Write out all the data again, exactly as it stands.

(begin)

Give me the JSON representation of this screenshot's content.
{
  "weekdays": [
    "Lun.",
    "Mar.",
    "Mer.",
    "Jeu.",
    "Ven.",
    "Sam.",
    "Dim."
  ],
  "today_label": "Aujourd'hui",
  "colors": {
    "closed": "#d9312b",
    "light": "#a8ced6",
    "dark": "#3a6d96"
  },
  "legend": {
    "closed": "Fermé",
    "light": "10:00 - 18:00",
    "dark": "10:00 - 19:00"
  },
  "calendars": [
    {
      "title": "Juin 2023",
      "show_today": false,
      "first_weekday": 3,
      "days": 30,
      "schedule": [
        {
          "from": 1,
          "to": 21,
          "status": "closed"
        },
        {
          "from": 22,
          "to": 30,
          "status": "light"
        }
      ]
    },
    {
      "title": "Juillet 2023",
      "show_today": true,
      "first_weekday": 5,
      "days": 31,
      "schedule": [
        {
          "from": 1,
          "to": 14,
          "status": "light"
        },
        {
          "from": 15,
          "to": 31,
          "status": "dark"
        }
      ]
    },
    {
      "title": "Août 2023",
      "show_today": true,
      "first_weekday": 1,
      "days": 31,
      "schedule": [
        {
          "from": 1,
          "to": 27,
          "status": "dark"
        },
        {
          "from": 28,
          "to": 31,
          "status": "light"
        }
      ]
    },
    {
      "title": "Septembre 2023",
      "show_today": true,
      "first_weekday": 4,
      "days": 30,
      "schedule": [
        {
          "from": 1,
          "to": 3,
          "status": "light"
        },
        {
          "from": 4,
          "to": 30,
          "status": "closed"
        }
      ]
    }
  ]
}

(end)

### Response
Give me the JSON representation of this screenshot's content.
{
  "weekdays": [
    "Lun.",
    "Mar.",
    "Mer.",
    "Jeu.",
    "Ven.",
    "Sam.",
    "Dim."
  ],
  "today_label": "Aujourd'hui",
  "colors": {
    "closed": "#d9312b",
    "light": "#a8ced6",
    "dark": "#3a6d96"
  },
  "legend": {
    "closed": "Fermé",
    "light": "10:00 - 18:00",
    "dark": "10:00 - 19:00"
  },
  "calendars": [
    {
      "title": "Juin 2023",
      "show_today": false,
      "first_weekday": 3,
      "days": 30,
      "schedule": [
        {
          "from": 1,
          "to": 21,
          "status": "closed"
        },
        {
          "from": 22,
          "to": 30,
          "status": "light"
        }
      ]
    },
    {
      "title": "Juillet 2023",
      "show_today": true,
      "first_weekday": 5,
      "days": 31,
      "schedule": [
        {
          "from": 1,
          "to": 14,
          "status": "light"
        },
        {
          "from": 15,
          "to": 31,
          "status": "dark"
        }
      ]
    },
    {
      "title": "Août 2023",
      "show_today": true,
      "first_weekday": 1,
      "days": 31,
      "schedule": [
        {
          "from": 1,
          "to": 27,
          "status": "dark"
        },
        {
          "from": 28,
          "to": 31,
          "status": "light"
        }
      ]
    },
    {
      "title": "Septembre 2023",
      "show_today": true,
      "first_weekday": 4,
      "days": 30,
      "schedule": [
        {
          "from": 1,
          "to": 3,
          "status": "light"
        },
        {
          "from": 4,
          "to": 30,
          "status": "closed"
        }
      ]
    }
  ]
}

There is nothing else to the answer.